--- What you will do ---
Only lines with the word "values" are needed; collect each of them from the listing below.

--- Dataset listings of figures ---
•••••
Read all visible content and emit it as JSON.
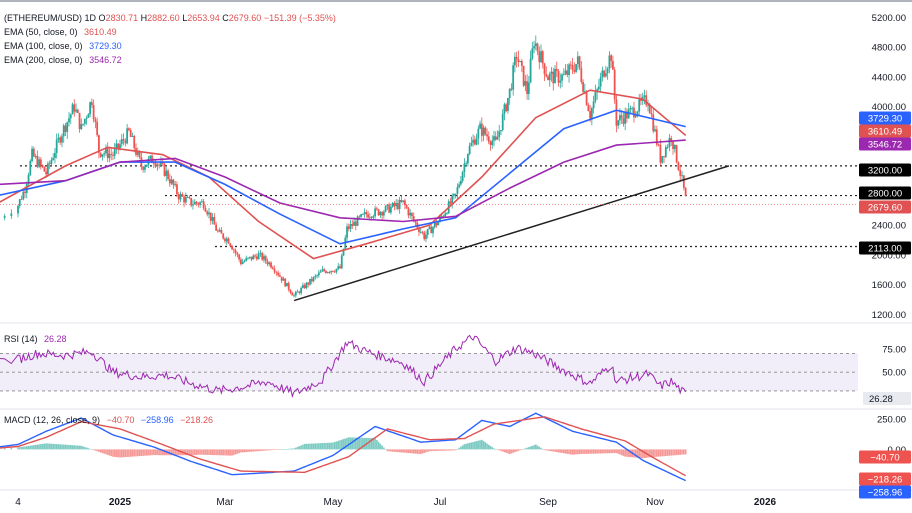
{
  "chart_data": [
    {
      "type": "candlestick",
      "header": {
        "symbol": "(ETHEREUM/USD)",
        "interval": "1D",
        "open_label": "O",
        "open": "2830.71",
        "high_label": "H",
        "high": "2882.60",
        "low_label": "L",
        "low": "2653.94",
        "close_label": "C",
        "close": "2679.60",
        "change": "−151.39 (−5.35%)"
      },
      "indicators": [
        {
          "label": "EMA (50, close, 0)",
          "value": "3610.49",
          "color": "#e05252"
        },
        {
          "label": "EMA (100, close, 0)",
          "value": "3729.30",
          "color": "#2962ff"
        },
        {
          "label": "EMA (200, close, 0)",
          "value": "3546.72",
          "color": "#9c27b0"
        }
      ],
      "y_ticks": [
        "5200.00",
        "4800.00",
        "4400.00",
        "4000.00",
        "3600.00",
        "2400.00",
        "2000.00",
        "1600.00",
        "1200.00"
      ],
      "ylim": [
        1150,
        5300
      ],
      "x_ticks": [
        "4",
        "2025",
        "Mar",
        "May",
        "Jul",
        "Sep",
        "Nov",
        "2026"
      ],
      "price_tags": [
        {
          "value": "3729.30",
          "color": "#2962ff"
        },
        {
          "value": "3610.49",
          "color": "#e05252"
        },
        {
          "value": "3546.72",
          "color": "#9c27b0"
        },
        {
          "value": "3200.00",
          "color": "#000000"
        },
        {
          "value": "2800.00",
          "color": "#000000"
        },
        {
          "value": "2679.60",
          "color": "#e05252"
        },
        {
          "value": "2113.00",
          "color": "#000000"
        }
      ],
      "horizontal_levels": [
        3200,
        2800,
        2113
      ],
      "trendline": {
        "from": [
          "2025-04-09",
          1385
        ],
        "to": [
          "2025-12-12",
          3200
        ]
      },
      "price_path": [
        [
          "2024-11-01",
          2500
        ],
        [
          "2024-11-08",
          2900
        ],
        [
          "2024-11-12",
          3350
        ],
        [
          "2024-11-20",
          3100
        ],
        [
          "2024-11-28",
          3600
        ],
        [
          "2024-12-06",
          4000
        ],
        [
          "2024-12-10",
          3700
        ],
        [
          "2024-12-16",
          4100
        ],
        [
          "2024-12-20",
          3400
        ],
        [
          "2024-12-28",
          3350
        ],
        [
          "2025-01-06",
          3650
        ],
        [
          "2025-01-13",
          3200
        ],
        [
          "2025-01-20",
          3300
        ],
        [
          "2025-01-27",
          3100
        ],
        [
          "2025-02-03",
          2800
        ],
        [
          "2025-02-10",
          2700
        ],
        [
          "2025-02-17",
          2700
        ],
        [
          "2025-02-25",
          2300
        ],
        [
          "2025-03-03",
          2200
        ],
        [
          "2025-03-10",
          1900
        ],
        [
          "2025-03-20",
          2000
        ],
        [
          "2025-03-28",
          1850
        ],
        [
          "2025-04-09",
          1450
        ],
        [
          "2025-04-16",
          1600
        ],
        [
          "2025-04-25",
          1780
        ],
        [
          "2025-05-05",
          1820
        ],
        [
          "2025-05-09",
          2350
        ],
        [
          "2025-05-20",
          2550
        ],
        [
          "2025-05-30",
          2600
        ],
        [
          "2025-06-10",
          2700
        ],
        [
          "2025-06-15",
          2500
        ],
        [
          "2025-06-22",
          2250
        ],
        [
          "2025-06-30",
          2450
        ],
        [
          "2025-07-10",
          2800
        ],
        [
          "2025-07-17",
          3400
        ],
        [
          "2025-07-24",
          3700
        ],
        [
          "2025-08-02",
          3500
        ],
        [
          "2025-08-10",
          4200
        ],
        [
          "2025-08-14",
          4700
        ],
        [
          "2025-08-20",
          4200
        ],
        [
          "2025-08-24",
          4900
        ],
        [
          "2025-09-01",
          4400
        ],
        [
          "2025-09-10",
          4400
        ],
        [
          "2025-09-18",
          4600
        ],
        [
          "2025-09-25",
          3900
        ],
        [
          "2025-10-03",
          4500
        ],
        [
          "2025-10-07",
          4700
        ],
        [
          "2025-10-10",
          3800
        ],
        [
          "2025-10-20",
          3950
        ],
        [
          "2025-10-28",
          4100
        ],
        [
          "2025-11-04",
          3300
        ],
        [
          "2025-11-10",
          3600
        ],
        [
          "2025-11-16",
          3000
        ],
        [
          "2025-11-18",
          2750
        ]
      ],
      "ema_paths": [
        {
          "name": "EMA (50, close, 0)",
          "color": "#e05252",
          "points": [
            [
              "2024-11-01",
              2700
            ],
            [
              "2024-12-01",
              3200
            ],
            [
              "2024-12-25",
              3450
            ],
            [
              "2025-01-25",
              3350
            ],
            [
              "2025-02-20",
              3050
            ],
            [
              "2025-03-20",
              2450
            ],
            [
              "2025-04-20",
              1950
            ],
            [
              "2025-05-20",
              2150
            ],
            [
              "2025-06-25",
              2400
            ],
            [
              "2025-07-25",
              3050
            ],
            [
              "2025-08-25",
              3850
            ],
            [
              "2025-09-25",
              4220
            ],
            [
              "2025-10-25",
              4100
            ],
            [
              "2025-11-18",
              3610
            ]
          ]
        },
        {
          "name": "EMA (100, close, 0)",
          "color": "#2962ff",
          "points": [
            [
              "2024-11-01",
              2800
            ],
            [
              "2024-12-01",
              3000
            ],
            [
              "2025-01-01",
              3250
            ],
            [
              "2025-02-01",
              3250
            ],
            [
              "2025-03-01",
              2950
            ],
            [
              "2025-04-01",
              2550
            ],
            [
              "2025-05-05",
              2150
            ],
            [
              "2025-06-10",
              2350
            ],
            [
              "2025-07-10",
              2500
            ],
            [
              "2025-08-10",
              3100
            ],
            [
              "2025-09-10",
              3700
            ],
            [
              "2025-10-10",
              3950
            ],
            [
              "2025-11-18",
              3729
            ]
          ]
        },
        {
          "name": "EMA (200, close, 0)",
          "color": "#9c27b0",
          "points": [
            [
              "2024-11-01",
              2950
            ],
            [
              "2024-12-01",
              3000
            ],
            [
              "2025-01-01",
              3250
            ],
            [
              "2025-02-01",
              3300
            ],
            [
              "2025-03-01",
              3050
            ],
            [
              "2025-04-01",
              2700
            ],
            [
              "2025-05-05",
              2500
            ],
            [
              "2025-06-10",
              2450
            ],
            [
              "2025-07-10",
              2520
            ],
            [
              "2025-08-10",
              2900
            ],
            [
              "2025-09-10",
              3250
            ],
            [
              "2025-10-10",
              3480
            ],
            [
              "2025-11-18",
              3547
            ]
          ]
        }
      ]
    },
    {
      "type": "line",
      "label": "RSI (14)",
      "value": "26.28",
      "color": "#9c27b0",
      "y_ticks": [
        "75.00",
        "50.00"
      ],
      "band": [
        30,
        70
      ],
      "ylim": [
        15,
        95
      ],
      "points": [
        [
          "2024-11-01",
          62
        ],
        [
          "2024-11-15",
          70
        ],
        [
          "2024-12-01",
          68
        ],
        [
          "2024-12-16",
          72
        ],
        [
          "2024-12-28",
          50
        ],
        [
          "2025-01-13",
          45
        ],
        [
          "2025-01-27",
          47
        ],
        [
          "2025-02-10",
          38
        ],
        [
          "2025-02-25",
          30
        ],
        [
          "2025-03-10",
          34
        ],
        [
          "2025-03-25",
          40
        ],
        [
          "2025-04-09",
          27
        ],
        [
          "2025-04-25",
          42
        ],
        [
          "2025-05-09",
          82
        ],
        [
          "2025-05-20",
          72
        ],
        [
          "2025-06-10",
          60
        ],
        [
          "2025-06-22",
          40
        ],
        [
          "2025-07-10",
          75
        ],
        [
          "2025-07-20",
          88
        ],
        [
          "2025-08-02",
          62
        ],
        [
          "2025-08-14",
          76
        ],
        [
          "2025-08-24",
          70
        ],
        [
          "2025-09-10",
          52
        ],
        [
          "2025-09-25",
          38
        ],
        [
          "2025-10-07",
          58
        ],
        [
          "2025-10-10",
          40
        ],
        [
          "2025-10-28",
          48
        ],
        [
          "2025-11-04",
          35
        ],
        [
          "2025-11-10",
          40
        ],
        [
          "2025-11-18",
          26
        ]
      ]
    },
    {
      "type": "macd",
      "label": "MACD (12, 26, close, 9)",
      "histogram": "−40.70",
      "macd": "−258.96",
      "signal": "−218.26",
      "y_ticks": [
        "250.00",
        "0.00"
      ],
      "ylim": [
        -320,
        310
      ],
      "macd_points": [
        [
          "2024-11-01",
          20
        ],
        [
          "2024-11-20",
          150
        ],
        [
          "2024-12-10",
          260
        ],
        [
          "2024-12-28",
          120
        ],
        [
          "2025-01-20",
          20
        ],
        [
          "2025-02-10",
          -100
        ],
        [
          "2025-03-05",
          -210
        ],
        [
          "2025-04-09",
          -180
        ],
        [
          "2025-05-01",
          -50
        ],
        [
          "2025-05-25",
          190
        ],
        [
          "2025-06-20",
          60
        ],
        [
          "2025-07-10",
          80
        ],
        [
          "2025-07-25",
          240
        ],
        [
          "2025-08-10",
          190
        ],
        [
          "2025-08-25",
          300
        ],
        [
          "2025-09-15",
          150
        ],
        [
          "2025-10-10",
          60
        ],
        [
          "2025-10-25",
          -90
        ],
        [
          "2025-11-18",
          -259
        ]
      ],
      "signal_points": [
        [
          "2024-11-01",
          10
        ],
        [
          "2024-11-20",
          100
        ],
        [
          "2024-12-10",
          230
        ],
        [
          "2025-01-01",
          170
        ],
        [
          "2025-01-25",
          40
        ],
        [
          "2025-02-15",
          -80
        ],
        [
          "2025-03-10",
          -180
        ],
        [
          "2025-04-15",
          -190
        ],
        [
          "2025-05-10",
          -60
        ],
        [
          "2025-06-01",
          170
        ],
        [
          "2025-06-25",
          80
        ],
        [
          "2025-07-15",
          90
        ],
        [
          "2025-08-01",
          210
        ],
        [
          "2025-08-30",
          270
        ],
        [
          "2025-09-20",
          170
        ],
        [
          "2025-10-15",
          70
        ],
        [
          "2025-10-30",
          -60
        ],
        [
          "2025-11-18",
          -218
        ]
      ]
    }
  ]
}
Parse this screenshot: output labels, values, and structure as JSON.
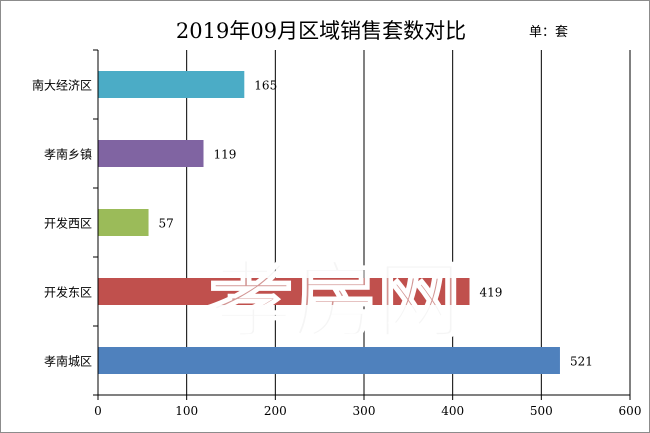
{
  "chart_data": {
    "type": "bar",
    "orientation": "horizontal",
    "title": "2019年09月区域销售套数对比",
    "unit": "单：套",
    "categories": [
      "南大经济区",
      "孝南乡镇",
      "开发西区",
      "开发东区",
      "孝南城区"
    ],
    "values": [
      165,
      119,
      57,
      419,
      521
    ],
    "colors": [
      "#4bacc6",
      "#8064a2",
      "#9bbb59",
      "#c0504d",
      "#4f81bd"
    ],
    "xlim": [
      0,
      600
    ],
    "xticks": [
      "0",
      "100",
      "200",
      "300",
      "400",
      "500",
      "600"
    ],
    "grid": true,
    "legend": "none"
  },
  "watermark": "孝房网"
}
•••••
--- Exercise solution ---
Parse this screenshot: output labels, values, and structure as JSON.
    "values": [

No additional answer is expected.